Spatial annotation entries
## Begin

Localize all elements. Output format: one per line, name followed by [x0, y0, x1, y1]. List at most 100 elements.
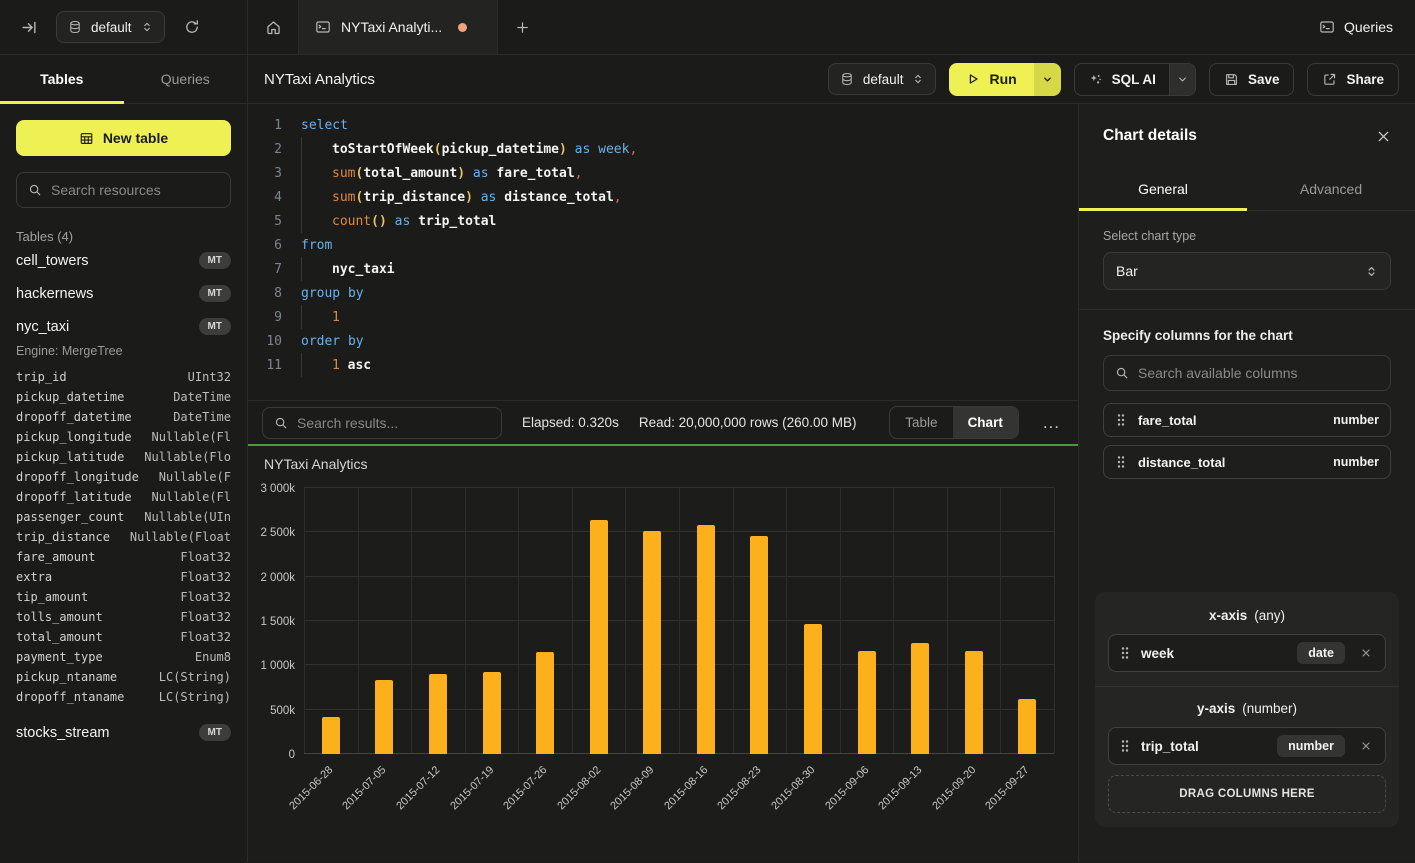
spacer — [16, 707, 231, 716]
database-selector-value: default — [91, 20, 132, 35]
code-token: , — [614, 190, 622, 205]
y-axis-tick-label: 2 000k — [235, 572, 295, 584]
tab-general[interactable]: General — [1079, 168, 1247, 210]
second-row: Tables Queries NYTaxi Analytics default … — [0, 55, 1415, 104]
code-line: 10order by — [248, 329, 1078, 353]
column-type: Float32 — [180, 630, 231, 644]
save-label: Save — [1248, 72, 1280, 87]
sql-ai-button[interactable]: SQL AI — [1075, 64, 1169, 95]
column-name: pickup_ntaname — [16, 670, 117, 684]
drag-handle-icon[interactable] — [1119, 739, 1131, 753]
sidebar-tab-queries[interactable]: Queries — [124, 55, 248, 103]
column-type: Float32 — [180, 610, 231, 624]
table-row[interactable]: hackernewsMT — [16, 277, 231, 310]
drag-handle-icon[interactable] — [1115, 413, 1127, 427]
engine-badge: MT — [199, 724, 231, 741]
column-type: Nullable(Fl — [152, 490, 231, 504]
sql-ai-options-button[interactable] — [1169, 64, 1195, 95]
sql-ai-split-button: SQL AI — [1074, 63, 1196, 96]
drag-columns-dropzone[interactable]: DRAG COLUMNS HERE — [1108, 775, 1386, 813]
tab-advanced[interactable]: Advanced — [1247, 168, 1415, 210]
table-row[interactable]: cell_towersMT — [16, 244, 231, 277]
bar-2015-08-02 — [590, 520, 608, 754]
new-tab-button[interactable] — [498, 0, 546, 54]
available-column-chip[interactable]: fare_totalnumber — [1103, 403, 1391, 437]
drag-handle-icon[interactable] — [1119, 646, 1131, 660]
y-axis-column-chip[interactable]: trip_total number — [1108, 727, 1386, 765]
panel-spacer — [1079, 487, 1415, 592]
new-table-button[interactable]: New table — [16, 120, 231, 156]
refresh-icon — [184, 19, 200, 35]
chart-details-header: Chart details — [1079, 104, 1415, 168]
refresh-button[interactable] — [177, 12, 207, 42]
line-number: 4 — [258, 190, 282, 205]
gridline-vertical — [893, 488, 894, 754]
elapsed-stat: Elapsed: 0.320s — [522, 415, 619, 430]
indent-guide — [301, 185, 332, 209]
column-type: Nullable(Float — [130, 530, 231, 544]
code-token: as — [395, 214, 411, 229]
gridline-vertical — [786, 488, 787, 754]
chart-details-body: Select chart type Bar Specify columns fo… — [1079, 211, 1415, 487]
table-column-row: trip_idUInt32 — [16, 367, 231, 387]
search-icon — [274, 416, 288, 430]
y-axis-label: y-axis — [1197, 701, 1235, 716]
code-token: total_amount — [363, 166, 457, 181]
code-token: fare_total — [496, 166, 574, 181]
code-token: () — [371, 214, 387, 229]
run-options-button[interactable] — [1034, 63, 1061, 96]
close-icon — [1360, 647, 1372, 659]
run-button[interactable]: Run — [949, 63, 1033, 96]
sql-editor[interactable]: 1select2toStartOfWeek(pickup_datetime) a… — [248, 104, 1078, 400]
available-column-chip[interactable]: distance_totalnumber — [1103, 445, 1391, 479]
code-token: distance_total — [504, 190, 614, 205]
code-token: count — [332, 214, 371, 229]
y-axis-tick-label: 3 000k — [235, 483, 295, 495]
code-token: ) — [559, 142, 567, 157]
x-axis-hint: (any) — [1254, 608, 1285, 623]
line-number: 9 — [258, 310, 282, 325]
search-resources-input[interactable]: Search resources — [16, 172, 231, 208]
more-options-button[interactable]: ... — [1039, 413, 1064, 433]
chart-area: NYTaxi Analytics 0500k1 000k1 500k2 000k… — [248, 446, 1078, 862]
table-column-row: tolls_amountFloat32 — [16, 607, 231, 627]
code-line: 4sum(trip_distance) as distance_total, — [248, 185, 1078, 209]
indent-guide — [301, 161, 332, 185]
column-name: pickup_datetime — [16, 390, 124, 404]
gridline-vertical — [625, 488, 626, 754]
chevron-down-icon — [1177, 74, 1188, 85]
queries-button[interactable]: Queries — [1319, 0, 1415, 54]
remove-x-axis-column-button[interactable] — [1357, 647, 1375, 659]
code-token: trip_distance — [363, 190, 465, 205]
x-axis-column-chip[interactable]: week date — [1108, 634, 1386, 672]
share-button[interactable]: Share — [1307, 63, 1399, 96]
search-results-input[interactable]: Search results... — [262, 407, 502, 439]
sidebar-tab-tables[interactable]: Tables — [0, 55, 124, 103]
close-panel-button[interactable] — [1376, 129, 1391, 144]
bar-2015-09-27 — [1018, 699, 1036, 754]
view-toggle-table[interactable]: Table — [890, 407, 952, 438]
view-toggle-chart[interactable]: Chart — [953, 407, 1018, 438]
database-selector[interactable]: default — [56, 11, 165, 43]
y-axis-tick-label: 1 000k — [235, 660, 295, 672]
tab-nytaxi-analytics[interactable]: NYTaxi Analyti... — [298, 0, 498, 54]
toolbar-database-selector[interactable]: default — [828, 63, 937, 95]
chart-type-select[interactable]: Bar — [1103, 252, 1391, 290]
code-token — [473, 190, 481, 205]
table-row[interactable]: stocks_streamMT — [16, 716, 231, 749]
gridline-vertical — [679, 488, 680, 754]
search-columns-input[interactable]: Search available columns — [1103, 355, 1391, 391]
save-button[interactable]: Save — [1209, 63, 1295, 96]
y-axis-tick-label: 2 500k — [235, 527, 295, 539]
available-column-type: number — [1333, 413, 1379, 427]
code-token: 1 — [332, 358, 340, 373]
y-axis-hint: (number) — [1242, 701, 1297, 716]
drag-handle-icon[interactable] — [1115, 455, 1127, 469]
collapse-sidebar-button[interactable] — [14, 12, 44, 42]
search-icon — [1115, 366, 1129, 380]
remove-y-axis-column-button[interactable] — [1357, 740, 1375, 752]
axis-divider — [1095, 686, 1399, 687]
home-tab-button[interactable] — [248, 0, 298, 54]
table-row[interactable]: nyc_taxiMT — [16, 310, 231, 343]
line-number: 6 — [258, 238, 282, 253]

## End

● AIM OF THE TASK: Please give the items from the line containing "spacer — [16, 707, 231, 716]" through the line containing "column-name: pickup_ntaname —" as a numbered list, leaving out blank lines.

● FULL OUTPUT:
1. spacer — [16, 707, 231, 716]
2. database-selector-value: default — [91, 20, 132, 35]
3. code-token: , — [614, 190, 622, 205]
4. y-axis-tick-label: 2 000k — [235, 572, 295, 584]
5. tab-general[interactable]: General — [1079, 168, 1247, 210]
6. second-row: Tables Queries NYTaxi Analytics default … — [0, 55, 1415, 104]
7. code-line: 10order by — [248, 329, 1078, 353]
8. column-type: Float32 — [180, 630, 231, 644]
9. save-label: Save — [1248, 72, 1280, 87]
10. sql-ai-button[interactable]: SQL AI — [1075, 64, 1169, 95]
11. column-name: pickup_ntaname — [16, 670, 117, 684]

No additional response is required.